Source material
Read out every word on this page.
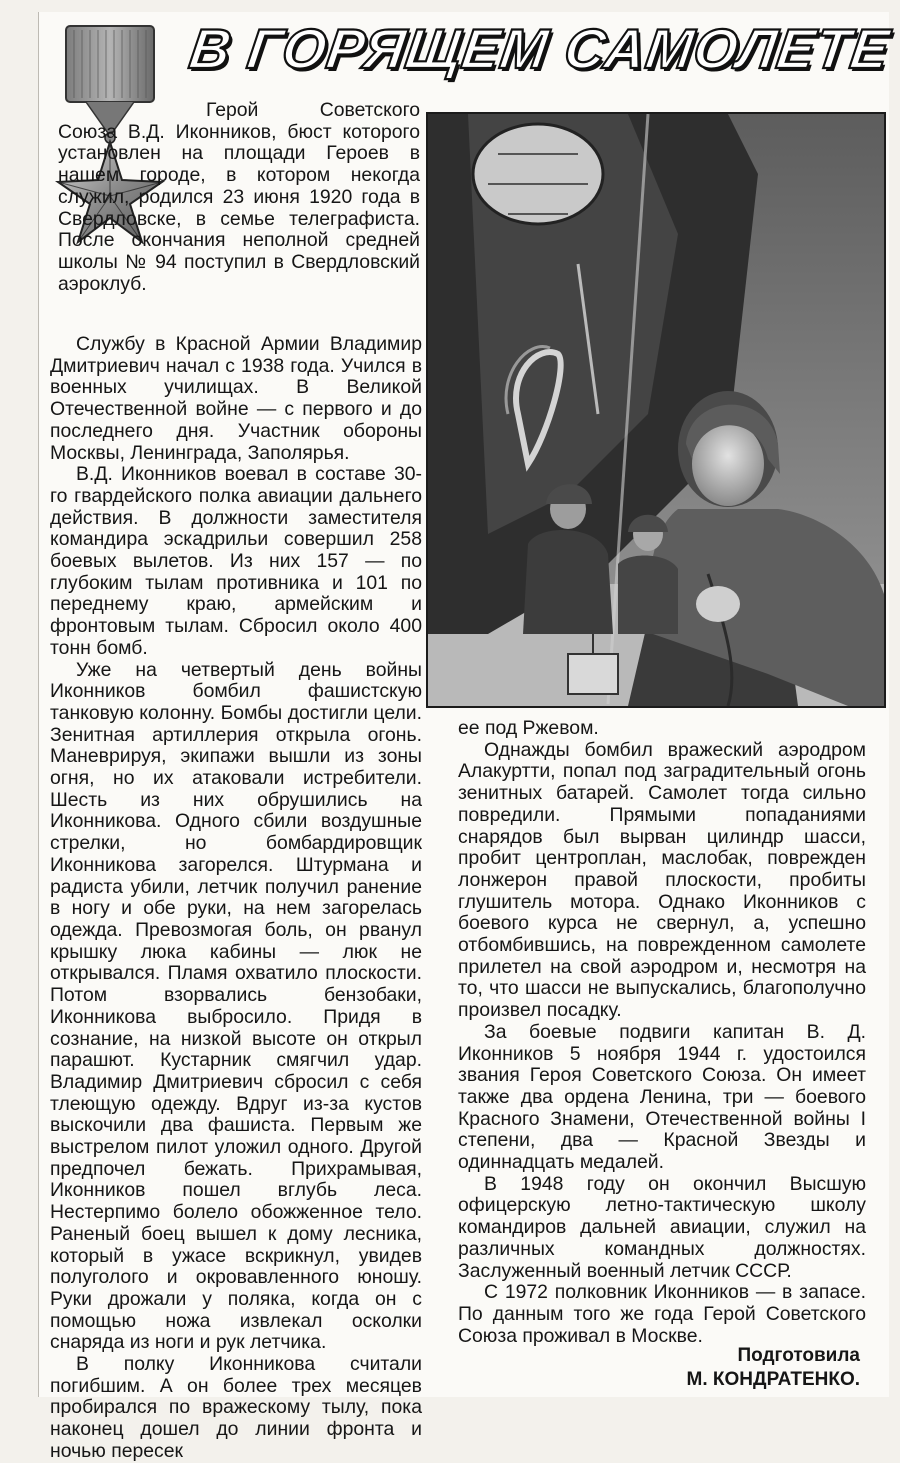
В ГОРЯЩЕМ САМОЛЕТЕ

Герой Советского Союза В.Д. Иконников, бюст которого установлен на площади Героев в нашем городе, в котором некогда служил, родился 23 июня 1920 года в Свердловске, в семье телеграфиста. После окончания неполной средней школы № 94 поступил в Свердловский аэроклуб.

Службу в Красной Армии Владимир Дмитриевич начал с 1938 года. Учился в военных училищах. В Великой Отечественной войне — с первого и до последнего дня. Участник обороны Москвы, Ленинграда, Заполярья.

В.Д. Иконников воевал в составе 30-го гвардейского полка авиации дальнего действия. В должности заместителя командира эскадрильи совершил 258 боевых вылетов. Из них 157 — по глубоким тылам противника и 101 по переднему краю, армейским и фронтовым тылам. Сбросил около 400 тонн бомб.

Уже на четвертый день войны Иконников бомбил фашистскую танковую колонну. Бомбы достигли цели. Зенитная артиллерия открыла огонь. Маневрируя, экипажи вышли из зоны огня, но их атаковали истребители. Шесть из них обрушились на Иконникова. Одного сбили воздушные стрелки, но бомбардировщик Иконникова загорелся. Штурмана и радиста убили, летчик получил ранение в ногу и обе руки, на нем загорелась одежда. Превозмогая боль, он рванул крышку люка кабины — люк не открывался. Пламя охватило плоскости. Потом взорвались бензобаки, Иконникова выбросило. Придя в сознание, на низкой высоте он открыл парашют. Кустарник смягчил удар. Владимир Дмитриевич сбросил с себя тлеющую одежду. Вдруг из-за кустов выскочили два фашиста. Первым же выстрелом пилот уложил одного. Другой предпочел бежать. Прихрамывая, Иконников пошел вглубь леса. Нестерпимо болело обожженное тело. Раненый боец вышел к дому лесника, который в ужасе вскрикнул, увидев полуголого и окровавленного юношу. Руки дрожали у поляка, когда он с помощью ножа извлекал осколки снаряда из ноги и рук летчика.

В полку Иконникова считали погибшим. А он более трех месяцев пробирался по вражескому тылу, пока наконец дошел до линии фронта и ночью пересек

ее под Ржевом.

Однажды бомбил вражеский аэродром Алакуртти, попал под заградительный огонь зенитных батарей. Самолет тогда сильно повредили. Прямыми попаданиями снарядов был вырван цилиндр шасси, пробит центроплан, маслобак, поврежден лонжерон правой плоскости, пробиты глушитель мотора. Однако Иконников с боевого курса не свернул, а, успешно отбомбившись, на поврежденном самолете прилетел на свой аэродром и, несмотря на то, что шасси не выпускались, благополучно произвел посадку.

За боевые подвиги капитан В. Д. Иконников 5 ноября 1944 г. удостоился звания Героя Советского Союза. Он имеет также два ордена Ленина, три — боевого Красного Знамени, Отечественной войны I степени, два — Красной Звезды и одиннадцать медалей.

В 1948 году он окончил Высшую офицерскую летно-тактическую школу командиров дальней авиации, служил на различных командных должностях. Заслуженный военный летчик СССР.

С 1972 полковник Иконников — в запасе. По данным того же года Герой Советского Союза проживал в Москве.

Подготовила
М. КОНДРАТЕНКО.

Written instruction
Return all of the data exactly as written, and drop the pictures.

Response to the task
Read out every word on this page.
В ГОРЯЩЕМ САМОЛЕТЕ

Герой Советского Союза В.Д. Иконников, бюст которого установлен на площади Героев в нашем городе, в котором некогда служил, родился 23 июня 1920 года в Свердловске, в семье телеграфиста. После окончания неполной средней школы № 94 поступил в Свердловский аэроклуб.

Службу в Красной Армии Владимир Дмитриевич начал с 1938 года. Учился в военных училищах. В Великой Отечественной войне — с первого и до последнего дня. Участник обороны Москвы, Ленинграда, Заполярья.

В.Д. Иконников воевал в составе 30-го гвардейского полка авиации дальнего действия. В должности заместителя командира эскадрильи совершил 258 боевых вылетов. Из них 157 — по глубоким тылам противника и 101 по переднему краю, армейским и фронтовым тылам. Сбросил около 400 тонн бомб.

Уже на четвертый день войны Иконников бомбил фашистскую танковую колонну. Бомбы достигли цели. Зенитная артиллерия открыла огонь. Маневрируя, экипажи вышли из зоны огня, но их атаковали истребители. Шесть из них обрушились на Иконникова. Одного сбили воздушные стрелки, но бомбардировщик Иконникова загорелся. Штурмана и радиста убили, летчик получил ранение в ногу и обе руки, на нем загорелась одежда. Превозмогая боль, он рванул крышку люка кабины — люк не открывался. Пламя охватило плоскости. Потом взорвались бензобаки, Иконникова выбросило. Придя в сознание, на низкой высоте он открыл парашют. Кустарник смягчил удар. Владимир Дмитриевич сбросил с себя тлеющую одежду. Вдруг из-за кустов выскочили два фашиста. Первым же выстрелом пилот уложил одного. Другой предпочел бежать. Прихрамывая, Иконников пошел вглубь леса. Нестерпимо болело обожженное тело. Раненый боец вышел к дому лесника, который в ужасе вскрикнул, увидев полуголого и окровавленного юношу. Руки дрожали у поляка, когда он с помощью ножа извлекал осколки снаряда из ноги и рук летчика.

В полку Иконникова считали погибшим. А он более трех месяцев пробирался по вражескому тылу, пока наконец дошел до линии фронта и ночью пересек

ее под Ржевом.

Однажды бомбил вражеский аэродром Алакуртти, попал под заградительный огонь зенитных батарей. Самолет тогда сильно повредили. Прямыми попаданиями снарядов был вырван цилиндр шасси, пробит центроплан, маслобак, поврежден лонжерон правой плоскости, пробиты глушитель мотора. Однако Иконников с боевого курса не свернул, а, успешно отбомбившись, на поврежденном самолете прилетел на свой аэродром и, несмотря на то, что шасси не выпускались, благополучно произвел посадку.

За боевые подвиги капитан В. Д. Иконников 5 ноября 1944 г. удостоился звания Героя Советского Союза. Он имеет также два ордена Ленина, три — боевого Красного Знамени, Отечественной войны I степени, два — Красной Звезды и одиннадцать медалей.

В 1948 году он окончил Высшую офицерскую летно-тактическую школу командиров дальней авиации, служил на различных командных должностях. Заслуженный военный летчик СССР.

С 1972 полковник Иконников — в запасе. По данным того же года Герой Советского Союза проживал в Москве.

Подготовила
М. КОНДРАТЕНКО.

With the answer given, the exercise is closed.